Problem
Would you write out the listing verbatim and skip every picture in it?

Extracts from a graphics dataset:
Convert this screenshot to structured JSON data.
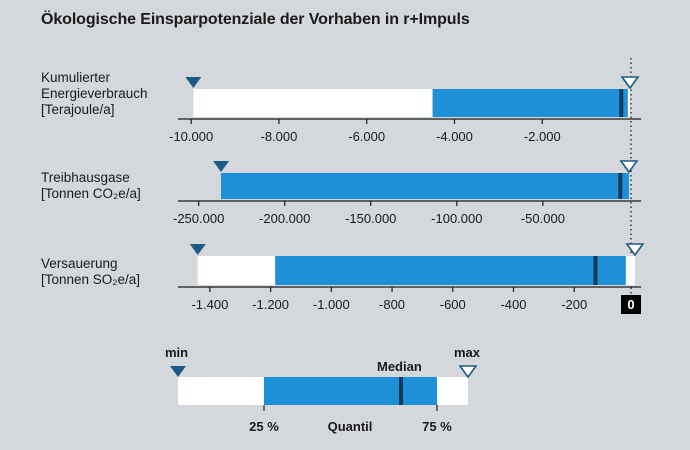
{
  "title": "Ökologische Einsparpotenziale der Vorhaben in r+Impuls",
  "colors": {
    "background": "#d4d8dc",
    "quartile_fill": "#1e90d8",
    "range_fill": "#ffffff",
    "median": "#0b3a5a",
    "marker": "#1c5a86",
    "axis": "#1a1a1a"
  },
  "chart_data": [
    {
      "type": "boxplot-bar",
      "label_lines": [
        "Kumulierter",
        "Energieverbrauch",
        "[Terajoule/a]"
      ],
      "xlim": [
        -10300,
        250
      ],
      "ticks": [
        -10000,
        -8000,
        -6000,
        -4000,
        -2000
      ],
      "tick_labels": [
        "-10.000",
        "-8.000",
        "-6.000",
        "-4.000",
        "-2.000"
      ],
      "min": -9950,
      "q1": -4500,
      "median": -200,
      "q3": -50,
      "max": 0
    },
    {
      "type": "boxplot-bar",
      "label_lines": [
        "Treibhausgase",
        "[Tonnen CO₂e/a]"
      ],
      "xlim": [
        -262000,
        7000
      ],
      "ticks": [
        -250000,
        -200000,
        -150000,
        -100000,
        -50000
      ],
      "tick_labels": [
        "-250.000",
        "-200.000",
        "-150.000",
        "-100.000",
        "-50.000"
      ],
      "min": -237000,
      "q1": -237000,
      "median": -5000,
      "q3": 0,
      "max": 0
    },
    {
      "type": "boxplot-bar",
      "label_lines": [
        "Versauerung",
        "[Tonnen SO₂e/a]"
      ],
      "xlim": [
        -1505,
        20
      ],
      "ticks": [
        -1400,
        -1200,
        -1000,
        -800,
        -600,
        -400,
        -200
      ],
      "tick_labels": [
        "-1.400",
        "-1.200",
        "-1.000",
        "-800",
        "-600",
        "-400",
        "-200"
      ],
      "min": -1440,
      "q1": -1185,
      "median": -130,
      "q3": -30,
      "max": 0
    }
  ],
  "zero_label": "0",
  "legend": {
    "min_label": "min",
    "max_label": "max",
    "median_label": "Median",
    "q1_label": "25 %",
    "q3_label": "75 %",
    "quantil_label": "Quantil"
  }
}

Exercise output
Convert this screenshot to structured JSON data.
{
  "title": "Ökologische Einsparpotenziale der Vorhaben in r+Impuls",
  "colors": {
    "background": "#d4d8dc",
    "quartile_fill": "#1e90d8",
    "range_fill": "#ffffff",
    "median": "#0b3a5a",
    "marker": "#1c5a86",
    "axis": "#1a1a1a"
  },
  "chart_data": [
    {
      "type": "boxplot-bar",
      "label_lines": [
        "Kumulierter",
        "Energieverbrauch",
        "[Terajoule/a]"
      ],
      "xlim": [
        -10300,
        250
      ],
      "ticks": [
        -10000,
        -8000,
        -6000,
        -4000,
        -2000
      ],
      "tick_labels": [
        "-10.000",
        "-8.000",
        "-6.000",
        "-4.000",
        "-2.000"
      ],
      "min": -9950,
      "q1": -4500,
      "median": -200,
      "q3": -50,
      "max": 0
    },
    {
      "type": "boxplot-bar",
      "label_lines": [
        "Treibhausgase",
        "[Tonnen CO₂e/a]"
      ],
      "xlim": [
        -262000,
        7000
      ],
      "ticks": [
        -250000,
        -200000,
        -150000,
        -100000,
        -50000
      ],
      "tick_labels": [
        "-250.000",
        "-200.000",
        "-150.000",
        "-100.000",
        "-50.000"
      ],
      "min": -237000,
      "q1": -237000,
      "median": -5000,
      "q3": 0,
      "max": 0
    },
    {
      "type": "boxplot-bar",
      "label_lines": [
        "Versauerung",
        "[Tonnen SO₂e/a]"
      ],
      "xlim": [
        -1505,
        20
      ],
      "ticks": [
        -1400,
        -1200,
        -1000,
        -800,
        -600,
        -400,
        -200
      ],
      "tick_labels": [
        "-1.400",
        "-1.200",
        "-1.000",
        "-800",
        "-600",
        "-400",
        "-200"
      ],
      "min": -1440,
      "q1": -1185,
      "median": -130,
      "q3": -30,
      "max": 0
    }
  ],
  "zero_label": "0",
  "legend": {
    "min_label": "min",
    "max_label": "max",
    "median_label": "Median",
    "q1_label": "25 %",
    "q3_label": "75 %",
    "quantil_label": "Quantil"
  }
}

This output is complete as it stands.